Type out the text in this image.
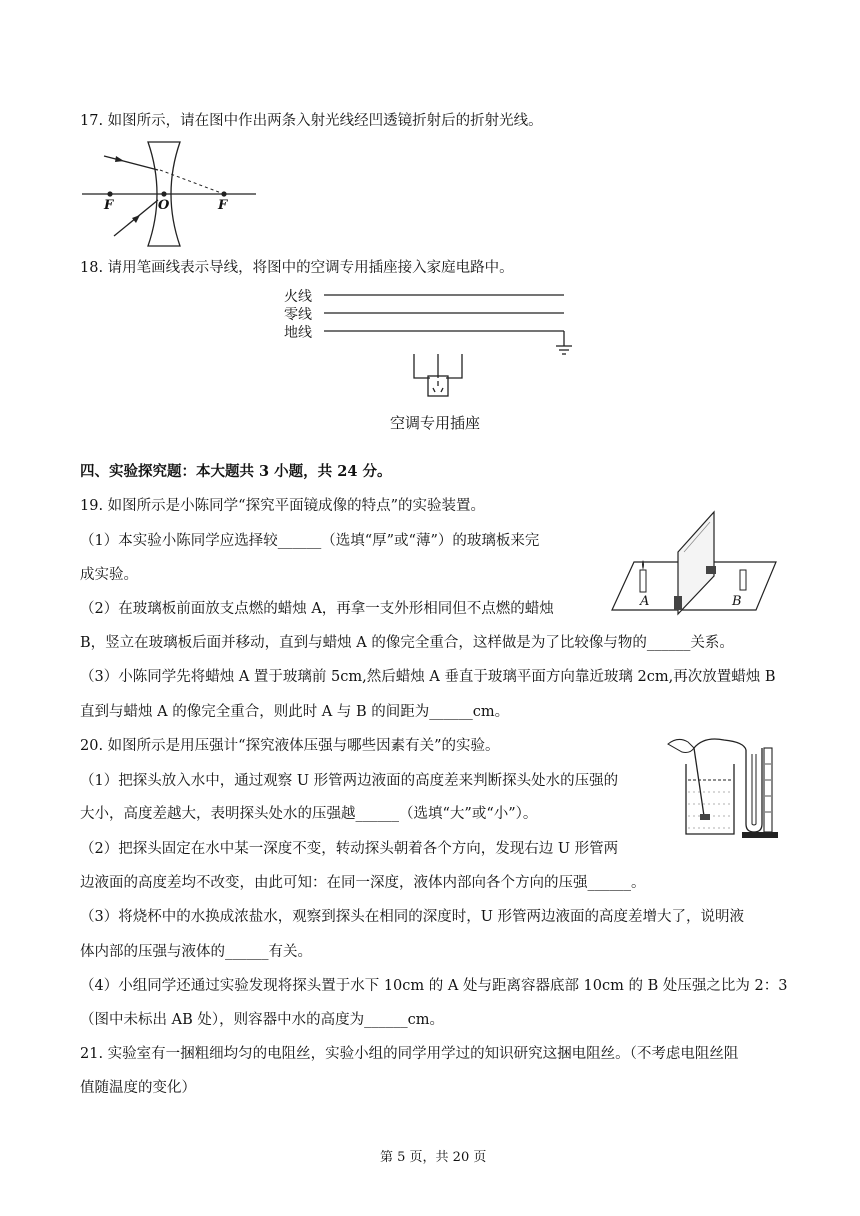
17. 如图所示，请在图中作出两条入射光线经凹透镜折射后的折射光线。
F	O	F
18. 请用笔画线表示导线，将图中的空调专用插座接入家庭电路中。
火线
零线
地线
空调专用插座
四、实验探究题：本大题共 3 小题，共 24 分。
19. 如图所示是小陈同学“探究平面镜成像的特点”的实验装置。
（1）本实验小陈同学应选择较______（选填“厚”或“薄”）的玻璃板来完
成实验。
（2）在玻璃板前面放支点燃的蜡烛 A，再拿一支外形相同但不点燃的蜡烛
B，竖立在玻璃板后面并移动，直到与蜡烛 A 的像完全重合，这样做是为了比较像与物的______关系。
（3）小陈同学先将蜡烛 A 置于玻璃前 5cm,然后蜡烛 A 垂直于玻璃平面方向靠近玻璃 2cm,再次放置蜡烛 B
直到与蜡烛 A 的像完全重合，则此时 A 与 B 的间距为______cm。
A	B
20. 如图所示是用压强计“探究液体压强与哪些因素有关”的实验。
（1）把探头放入水中，通过观察 U 形管两边液面的高度差来判断探头处水的压强的
大小，高度差越大，表明探头处水的压强越______（选填“大”或“小”）。
（2）把探头固定在水中某一深度不变，转动探头朝着各个方向，发现右边 U 形管两
边液面的高度差均不改变，由此可知：在同一深度，液体内部向各个方向的压强______。
（3）将烧杯中的水换成浓盐水，观察到探头在相同的深度时，U 形管两边液面的高度差增大了，说明液
体内部的压强与液体的______有关。
（4）小组同学还通过实验发现将探头置于水下 10cm 的 A 处与距离容器底部 10cm 的 B 处压强之比为 2：3
（图中未标出 AB 处），则容器中水的高度为______cm。
21. 实验室有一捆粗细均匀的电阻丝，实验小组的同学用学过的知识研究这捆电阻丝。（不考虑电阻丝阻
值随温度的变化）
第 5 页，共 20 页
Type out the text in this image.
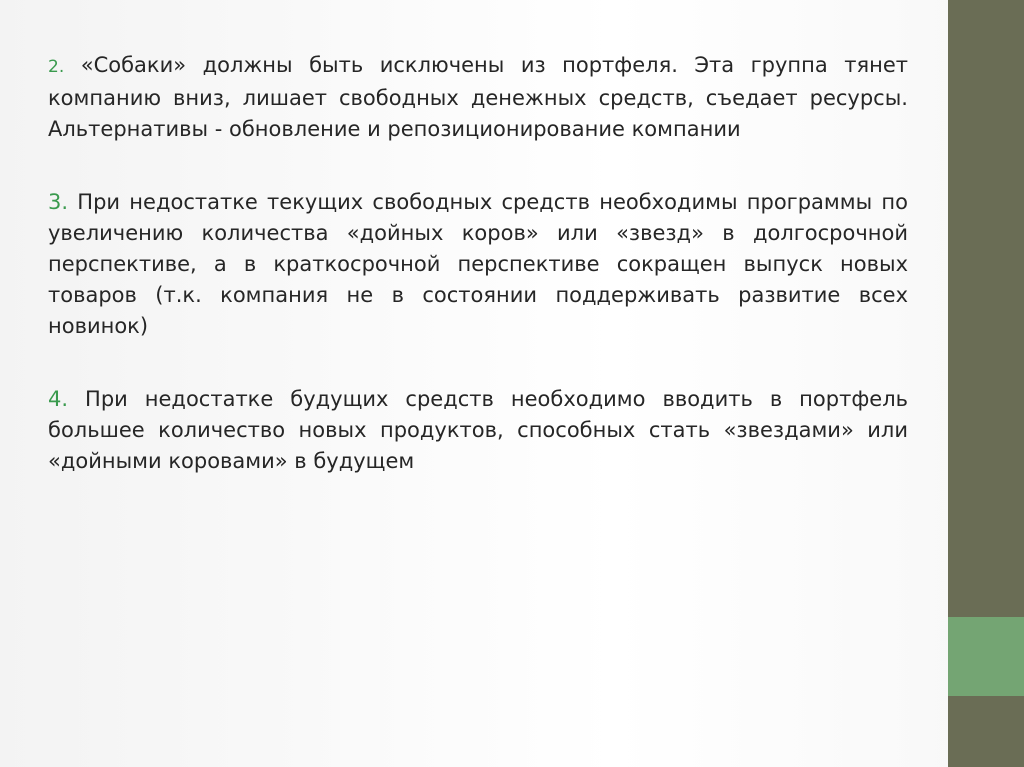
2. «Собаки» должны быть исключены из портфеля. Эта группа тянет компанию вниз, лишает свободных денежных средств, съедает ресурсы. Альтернативы - обновление и репозиционирование компании

3. При недостатке текущих свободных средств необходимы программы по увеличению количества «дойных коров» или «звезд» в долгосрочной перспективе, а в краткосрочной перспективе сокращен выпуск новых товаров (т.к. компания не в состоянии поддерживать развитие всех новинок)

4. При недостатке будущих средств необходимо вводить в портфель большее количество новых продуктов, способных стать «звездами» или «дойными коровами» в будущем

■ The task: Transcribe each entry precisely as given, leaving the pictures out.

■ Answer to this problem:
Type out the text in this image.
17. 如图所示，请在图中作出两条入射光线经凹透镜折射后的折射光线。
F	O	F
18. 请用笔画线表示导线，将图中的空调专用插座接入家庭电路中。
火线
零线
地线
空调专用插座
四、实验探究题：本大题共 3 小题，共 24 分。
19. 如图所示是小陈同学“探究平面镜成像的特点”的实验装置。
（1）本实验小陈同学应选择较______（选填“厚”或“薄”）的玻璃板来完
成实验。
（2）在玻璃板前面放支点燃的蜡烛 A，再拿一支外形相同但不点燃的蜡烛
B，竖立在玻璃板后面并移动，直到与蜡烛 A 的像完全重合，这样做是为了比较像与物的______关系。
（3）小陈同学先将蜡烛 A 置于玻璃前 5cm,然后蜡烛 A 垂直于玻璃平面方向靠近玻璃 2cm,再次放置蜡烛 B
直到与蜡烛 A 的像完全重合，则此时 A 与 B 的间距为______cm。
A	B
20. 如图所示是用压强计“探究液体压强与哪些因素有关”的实验。
（1）把探头放入水中，通过观察 U 形管两边液面的高度差来判断探头处水的压强的
大小，高度差越大，表明探头处水的压强越______（选填“大”或“小”）。
（2）把探头固定在水中某一深度不变，转动探头朝着各个方向，发现右边 U 形管两
边液面的高度差均不改变，由此可知：在同一深度，液体内部向各个方向的压强______。
（3）将烧杯中的水换成浓盐水，观察到探头在相同的深度时，U 形管两边液面的高度差增大了，说明液
体内部的压强与液体的______有关。
（4）小组同学还通过实验发现将探头置于水下 10cm 的 A 处与距离容器底部 10cm 的 B 处压强之比为 2：3
（图中未标出 AB 处），则容器中水的高度为______cm。
21. 实验室有一捆粗细均匀的电阻丝，实验小组的同学用学过的知识研究这捆电阻丝。（不考虑电阻丝阻
值随温度的变化）
第 5 页，共 20 页
Type out the text in this image.
2. «Собаки» должны быть исключены из портфеля. Эта группа тянет компанию вниз, лишает свободных денежных средств, съедает ресурсы. Альтернативы - обновление и репозиционирование компании

3. При недостатке текущих свободных средств необходимы программы по увеличению количества «дойных коров» или «звезд» в долгосрочной перспективе, а в краткосрочной перспективе сокращен выпуск новых товаров (т.к. компания не в состоянии поддерживать развитие всех новинок)

4. При недостатке будущих средств необходимо вводить в портфель большее количество новых продуктов, способных стать «звездами» или «дойными коровами» в будущем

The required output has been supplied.